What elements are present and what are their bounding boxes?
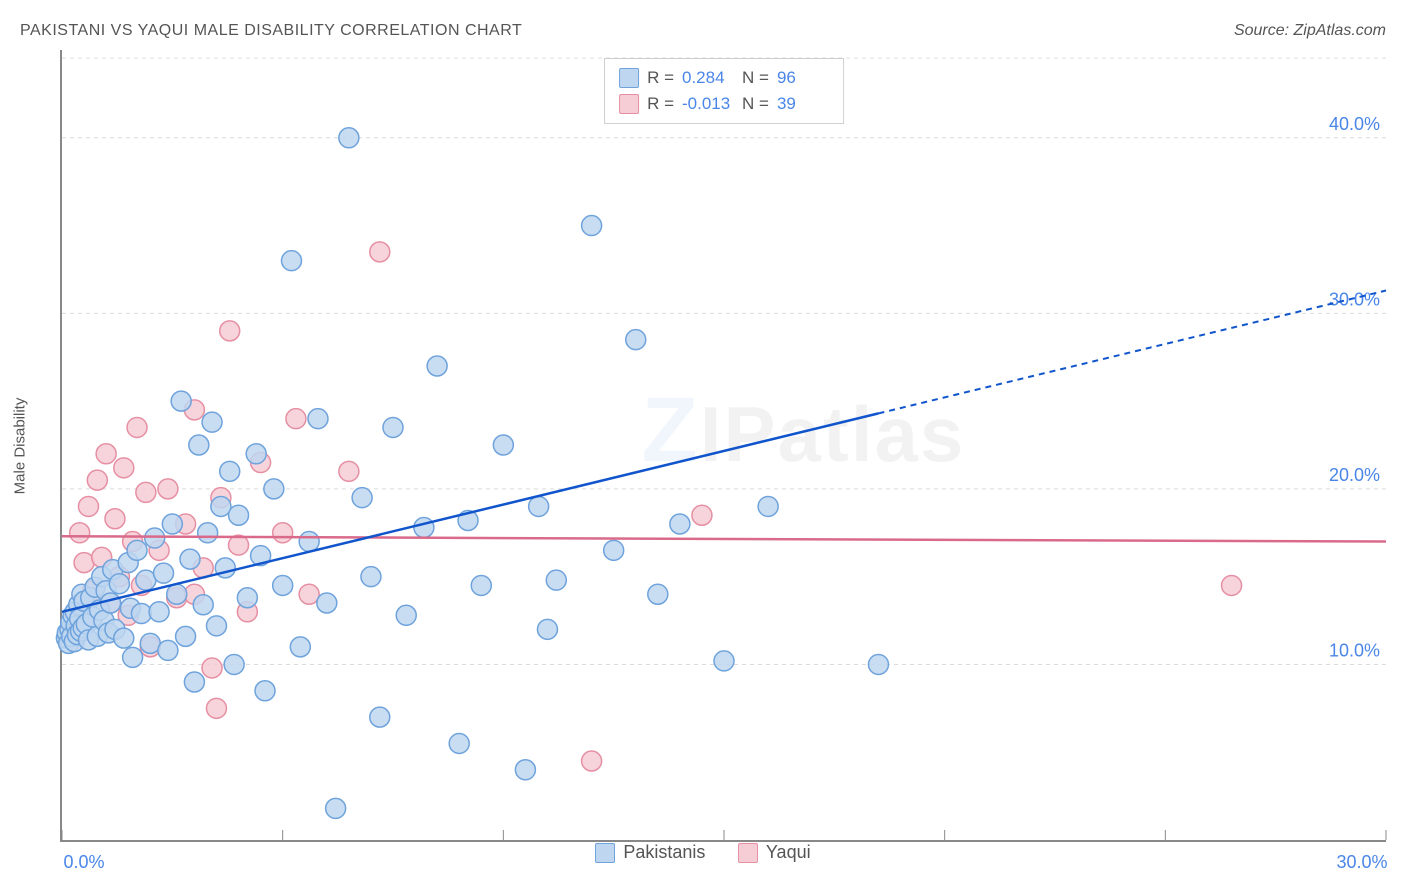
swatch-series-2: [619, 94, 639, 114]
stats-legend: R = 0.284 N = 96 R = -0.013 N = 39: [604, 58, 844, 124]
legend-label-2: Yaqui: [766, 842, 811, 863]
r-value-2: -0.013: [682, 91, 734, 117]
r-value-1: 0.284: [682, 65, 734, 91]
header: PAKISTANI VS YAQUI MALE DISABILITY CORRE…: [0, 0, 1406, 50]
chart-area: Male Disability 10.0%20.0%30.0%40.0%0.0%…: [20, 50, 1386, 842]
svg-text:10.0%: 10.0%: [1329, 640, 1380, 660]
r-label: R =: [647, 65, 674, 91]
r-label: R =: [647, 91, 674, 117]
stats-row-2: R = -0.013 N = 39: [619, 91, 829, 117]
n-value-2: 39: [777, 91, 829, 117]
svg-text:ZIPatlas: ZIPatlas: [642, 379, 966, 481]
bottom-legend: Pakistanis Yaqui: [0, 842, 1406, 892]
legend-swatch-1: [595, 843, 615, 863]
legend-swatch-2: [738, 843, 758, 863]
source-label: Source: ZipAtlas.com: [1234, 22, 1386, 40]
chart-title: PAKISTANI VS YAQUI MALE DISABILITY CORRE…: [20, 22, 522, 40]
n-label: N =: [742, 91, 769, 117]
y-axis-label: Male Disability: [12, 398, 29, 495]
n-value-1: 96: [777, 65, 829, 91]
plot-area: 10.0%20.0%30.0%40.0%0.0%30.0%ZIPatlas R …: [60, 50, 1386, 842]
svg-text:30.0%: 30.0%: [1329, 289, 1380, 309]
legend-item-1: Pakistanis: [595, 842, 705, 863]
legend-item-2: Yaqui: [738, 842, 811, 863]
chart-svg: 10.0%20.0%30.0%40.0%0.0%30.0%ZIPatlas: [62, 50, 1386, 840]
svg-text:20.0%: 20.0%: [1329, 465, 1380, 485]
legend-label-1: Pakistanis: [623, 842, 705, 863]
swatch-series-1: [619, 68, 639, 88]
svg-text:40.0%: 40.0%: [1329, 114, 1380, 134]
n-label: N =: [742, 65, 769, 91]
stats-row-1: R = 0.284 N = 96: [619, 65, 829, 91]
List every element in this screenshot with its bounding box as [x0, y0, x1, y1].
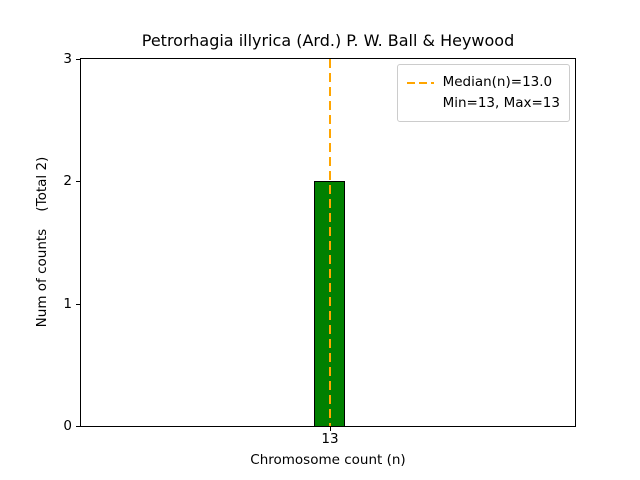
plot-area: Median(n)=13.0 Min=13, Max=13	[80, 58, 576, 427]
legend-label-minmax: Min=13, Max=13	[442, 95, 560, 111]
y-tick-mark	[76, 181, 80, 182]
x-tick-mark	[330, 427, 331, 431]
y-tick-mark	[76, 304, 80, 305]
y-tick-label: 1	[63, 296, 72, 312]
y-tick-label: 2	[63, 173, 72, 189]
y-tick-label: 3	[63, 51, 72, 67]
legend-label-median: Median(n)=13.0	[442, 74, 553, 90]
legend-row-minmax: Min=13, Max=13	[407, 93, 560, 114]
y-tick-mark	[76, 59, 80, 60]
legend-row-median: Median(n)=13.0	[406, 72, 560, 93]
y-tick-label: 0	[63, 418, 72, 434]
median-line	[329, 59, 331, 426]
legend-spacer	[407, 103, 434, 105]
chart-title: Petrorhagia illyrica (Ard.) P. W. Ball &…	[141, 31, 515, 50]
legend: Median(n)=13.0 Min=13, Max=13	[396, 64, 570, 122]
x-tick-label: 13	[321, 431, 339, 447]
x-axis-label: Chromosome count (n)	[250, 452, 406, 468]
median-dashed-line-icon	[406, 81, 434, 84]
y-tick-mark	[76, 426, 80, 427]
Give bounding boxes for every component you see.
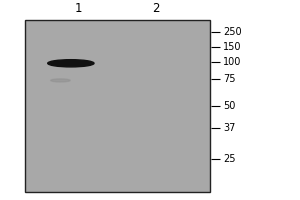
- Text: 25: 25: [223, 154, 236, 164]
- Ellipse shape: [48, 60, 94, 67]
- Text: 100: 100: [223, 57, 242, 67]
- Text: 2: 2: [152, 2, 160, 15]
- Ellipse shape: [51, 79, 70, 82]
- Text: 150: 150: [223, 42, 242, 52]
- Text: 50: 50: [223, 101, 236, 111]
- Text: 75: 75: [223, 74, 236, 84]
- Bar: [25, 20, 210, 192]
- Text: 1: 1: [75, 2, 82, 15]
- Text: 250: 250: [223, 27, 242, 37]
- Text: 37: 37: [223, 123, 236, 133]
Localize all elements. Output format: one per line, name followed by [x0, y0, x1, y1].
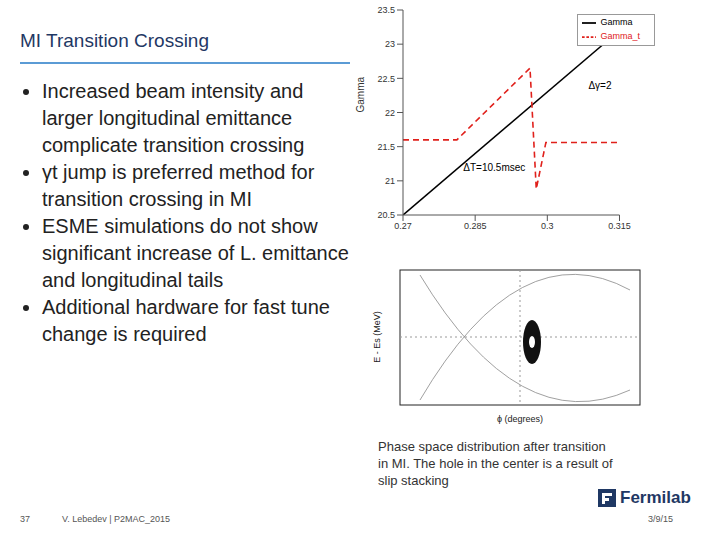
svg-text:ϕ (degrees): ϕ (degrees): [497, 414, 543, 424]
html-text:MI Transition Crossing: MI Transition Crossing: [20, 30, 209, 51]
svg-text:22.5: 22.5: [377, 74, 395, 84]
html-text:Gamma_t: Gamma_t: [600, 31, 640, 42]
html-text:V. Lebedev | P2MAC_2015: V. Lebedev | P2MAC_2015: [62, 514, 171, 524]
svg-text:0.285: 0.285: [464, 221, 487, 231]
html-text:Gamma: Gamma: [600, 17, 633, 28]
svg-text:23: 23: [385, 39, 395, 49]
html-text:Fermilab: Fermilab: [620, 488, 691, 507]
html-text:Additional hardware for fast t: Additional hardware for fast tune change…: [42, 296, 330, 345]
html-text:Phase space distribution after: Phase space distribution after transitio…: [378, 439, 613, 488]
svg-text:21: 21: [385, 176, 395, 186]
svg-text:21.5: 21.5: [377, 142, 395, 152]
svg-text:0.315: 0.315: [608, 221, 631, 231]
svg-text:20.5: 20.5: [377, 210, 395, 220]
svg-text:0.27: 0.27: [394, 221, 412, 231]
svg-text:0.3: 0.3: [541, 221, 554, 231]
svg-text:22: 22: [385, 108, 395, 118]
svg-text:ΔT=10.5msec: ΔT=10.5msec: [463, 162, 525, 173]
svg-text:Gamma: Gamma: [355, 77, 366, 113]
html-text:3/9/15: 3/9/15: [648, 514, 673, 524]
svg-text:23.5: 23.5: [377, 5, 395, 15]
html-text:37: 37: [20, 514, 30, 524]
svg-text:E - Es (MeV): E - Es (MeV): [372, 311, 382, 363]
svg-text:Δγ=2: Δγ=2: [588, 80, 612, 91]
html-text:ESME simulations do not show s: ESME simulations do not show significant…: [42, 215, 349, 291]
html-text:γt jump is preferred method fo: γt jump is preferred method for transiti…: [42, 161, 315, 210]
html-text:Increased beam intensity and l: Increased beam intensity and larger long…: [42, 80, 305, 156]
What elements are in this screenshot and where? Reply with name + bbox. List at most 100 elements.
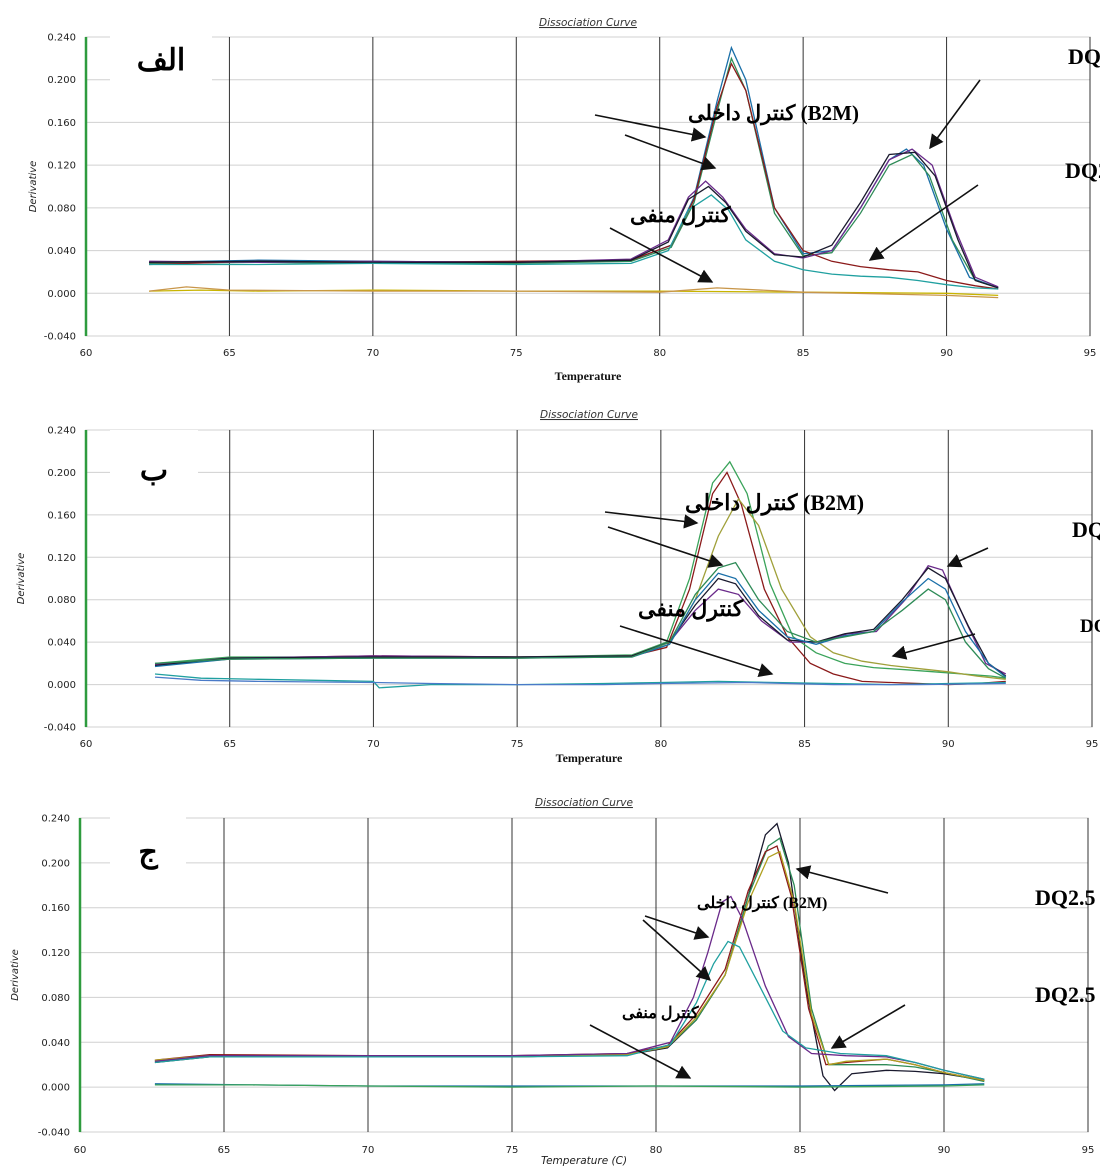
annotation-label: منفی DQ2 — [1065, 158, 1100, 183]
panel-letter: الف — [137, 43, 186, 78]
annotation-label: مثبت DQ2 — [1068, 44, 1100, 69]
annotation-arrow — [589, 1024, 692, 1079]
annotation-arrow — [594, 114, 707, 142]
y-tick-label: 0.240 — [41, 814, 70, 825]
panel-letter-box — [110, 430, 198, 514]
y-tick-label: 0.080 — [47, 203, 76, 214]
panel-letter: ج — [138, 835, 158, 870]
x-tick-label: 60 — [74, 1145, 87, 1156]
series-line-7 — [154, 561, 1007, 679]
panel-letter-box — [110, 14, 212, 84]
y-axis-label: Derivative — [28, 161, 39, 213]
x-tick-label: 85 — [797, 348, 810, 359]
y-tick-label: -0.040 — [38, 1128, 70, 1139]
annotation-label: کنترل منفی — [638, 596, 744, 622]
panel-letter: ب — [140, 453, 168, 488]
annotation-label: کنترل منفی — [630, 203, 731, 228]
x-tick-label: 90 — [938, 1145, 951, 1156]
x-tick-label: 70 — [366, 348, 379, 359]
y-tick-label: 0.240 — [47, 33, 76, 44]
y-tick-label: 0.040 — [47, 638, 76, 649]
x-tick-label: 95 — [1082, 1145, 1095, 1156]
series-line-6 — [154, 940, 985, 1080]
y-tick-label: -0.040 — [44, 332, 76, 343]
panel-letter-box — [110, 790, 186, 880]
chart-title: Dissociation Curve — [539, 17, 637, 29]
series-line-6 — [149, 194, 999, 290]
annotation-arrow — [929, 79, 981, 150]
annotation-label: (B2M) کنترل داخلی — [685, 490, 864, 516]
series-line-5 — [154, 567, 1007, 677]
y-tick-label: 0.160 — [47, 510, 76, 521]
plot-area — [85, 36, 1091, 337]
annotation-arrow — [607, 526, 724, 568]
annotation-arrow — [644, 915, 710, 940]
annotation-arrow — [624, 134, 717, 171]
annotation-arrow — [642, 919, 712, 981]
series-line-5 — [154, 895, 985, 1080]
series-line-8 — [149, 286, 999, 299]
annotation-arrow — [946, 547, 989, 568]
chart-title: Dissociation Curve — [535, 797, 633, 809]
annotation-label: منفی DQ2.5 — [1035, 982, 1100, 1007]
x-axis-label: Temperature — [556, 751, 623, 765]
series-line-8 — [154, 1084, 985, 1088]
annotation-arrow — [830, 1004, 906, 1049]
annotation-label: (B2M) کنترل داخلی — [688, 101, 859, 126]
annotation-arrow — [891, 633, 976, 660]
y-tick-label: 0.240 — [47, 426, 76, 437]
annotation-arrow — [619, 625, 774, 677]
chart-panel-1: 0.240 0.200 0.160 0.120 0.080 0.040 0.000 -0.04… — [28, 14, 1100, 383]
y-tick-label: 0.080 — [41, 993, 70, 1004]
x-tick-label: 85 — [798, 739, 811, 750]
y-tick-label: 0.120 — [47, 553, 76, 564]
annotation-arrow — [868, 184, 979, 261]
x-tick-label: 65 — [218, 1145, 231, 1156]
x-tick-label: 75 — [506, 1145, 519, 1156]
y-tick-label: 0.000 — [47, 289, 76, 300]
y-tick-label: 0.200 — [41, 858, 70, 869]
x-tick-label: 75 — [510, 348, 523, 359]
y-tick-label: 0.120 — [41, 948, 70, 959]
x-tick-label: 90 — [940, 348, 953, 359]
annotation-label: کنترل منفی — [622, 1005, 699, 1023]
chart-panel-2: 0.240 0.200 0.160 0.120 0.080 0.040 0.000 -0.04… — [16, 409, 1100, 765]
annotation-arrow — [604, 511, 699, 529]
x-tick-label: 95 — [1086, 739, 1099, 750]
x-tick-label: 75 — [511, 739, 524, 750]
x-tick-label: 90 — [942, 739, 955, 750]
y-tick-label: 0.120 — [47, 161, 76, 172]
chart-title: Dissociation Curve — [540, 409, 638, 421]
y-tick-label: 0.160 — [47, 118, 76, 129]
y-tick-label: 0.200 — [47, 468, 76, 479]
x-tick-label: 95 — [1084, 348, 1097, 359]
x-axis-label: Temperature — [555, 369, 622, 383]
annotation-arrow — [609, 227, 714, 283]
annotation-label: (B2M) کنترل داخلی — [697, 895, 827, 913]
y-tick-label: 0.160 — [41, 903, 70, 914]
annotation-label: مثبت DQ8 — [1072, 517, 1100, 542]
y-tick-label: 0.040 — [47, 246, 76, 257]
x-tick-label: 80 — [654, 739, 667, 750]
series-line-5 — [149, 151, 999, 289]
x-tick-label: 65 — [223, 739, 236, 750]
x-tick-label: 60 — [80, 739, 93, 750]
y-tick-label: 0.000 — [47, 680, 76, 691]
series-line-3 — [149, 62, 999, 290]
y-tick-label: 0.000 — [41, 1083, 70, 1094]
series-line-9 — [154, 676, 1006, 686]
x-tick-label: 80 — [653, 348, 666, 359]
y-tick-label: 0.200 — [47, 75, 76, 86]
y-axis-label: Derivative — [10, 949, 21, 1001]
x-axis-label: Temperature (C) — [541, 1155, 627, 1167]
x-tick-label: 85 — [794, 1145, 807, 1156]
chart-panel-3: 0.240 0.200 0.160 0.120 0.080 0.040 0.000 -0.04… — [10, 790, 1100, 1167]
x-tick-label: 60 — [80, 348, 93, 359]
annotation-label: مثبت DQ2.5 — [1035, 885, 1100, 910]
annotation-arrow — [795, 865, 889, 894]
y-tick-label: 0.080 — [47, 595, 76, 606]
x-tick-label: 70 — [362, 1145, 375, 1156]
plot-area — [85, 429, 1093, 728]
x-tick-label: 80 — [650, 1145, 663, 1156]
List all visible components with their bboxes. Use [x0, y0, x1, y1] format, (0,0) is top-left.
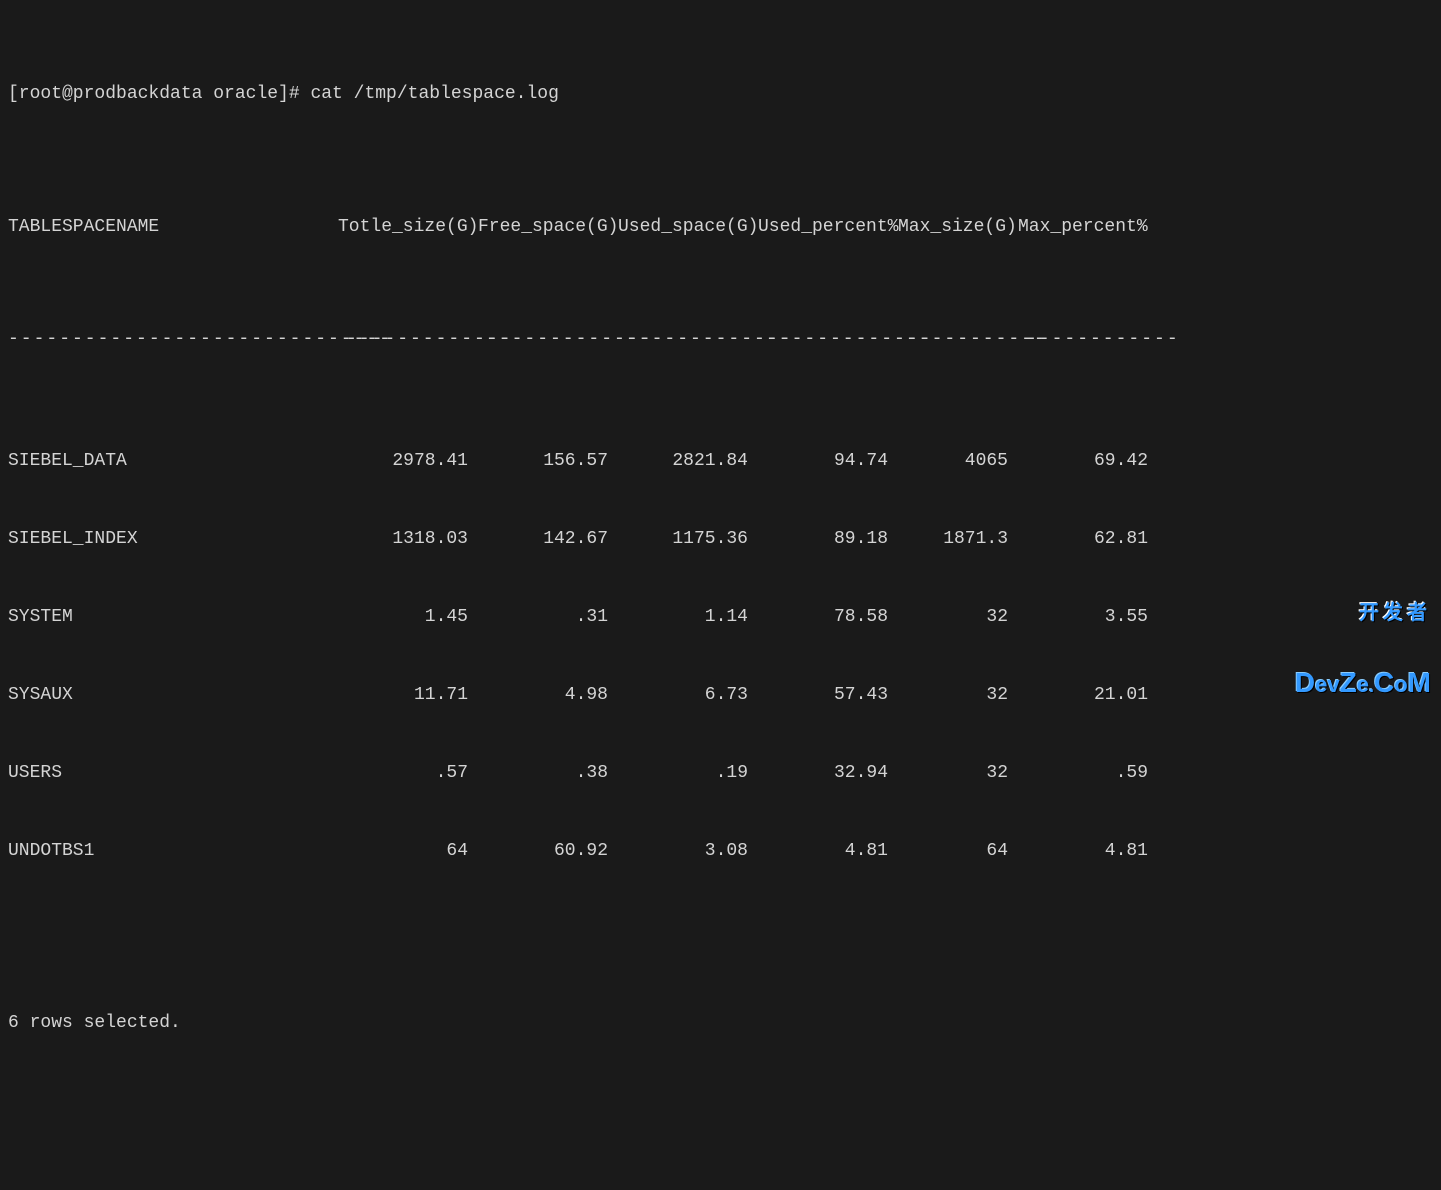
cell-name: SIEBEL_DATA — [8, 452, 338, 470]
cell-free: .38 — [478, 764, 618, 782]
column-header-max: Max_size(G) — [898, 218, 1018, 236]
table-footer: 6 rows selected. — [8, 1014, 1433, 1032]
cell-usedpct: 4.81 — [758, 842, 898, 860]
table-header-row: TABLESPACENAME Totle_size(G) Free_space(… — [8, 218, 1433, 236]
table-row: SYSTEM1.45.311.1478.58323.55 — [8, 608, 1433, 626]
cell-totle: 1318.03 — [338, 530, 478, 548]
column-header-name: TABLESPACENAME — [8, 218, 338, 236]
▬▬▬▬▬▬▬▬▬▬
STATED TASK —
Reproduce the stretch of lines from the one containing "- Text: 25: 25: [223, 154, 236, 164]" through the one containing "Localize all elements.", with both of those lines included.

COMPLETE RESPONSE —
- Text: 25: 25: [223, 154, 236, 164]
- Ellipse shape: [48, 60, 94, 67]
- Text: 100: 100: [223, 57, 242, 67]
- Text: 2: 2: [152, 2, 160, 15]
- Ellipse shape: [51, 79, 70, 82]
- Text: 150: 150: [223, 42, 242, 52]
- Text: 50: 50: [223, 101, 236, 111]
- Text: 75: 75: [223, 74, 236, 84]
- Bar: [25, 20, 210, 192]
- Text: 1: 1: [75, 2, 82, 15]
- Text: 250: 250: [223, 27, 242, 37]
- Text: 37: 37: [223, 123, 236, 133]
Localize all elements. Output format: one per line, name followed by [x0, y0, x1, y1].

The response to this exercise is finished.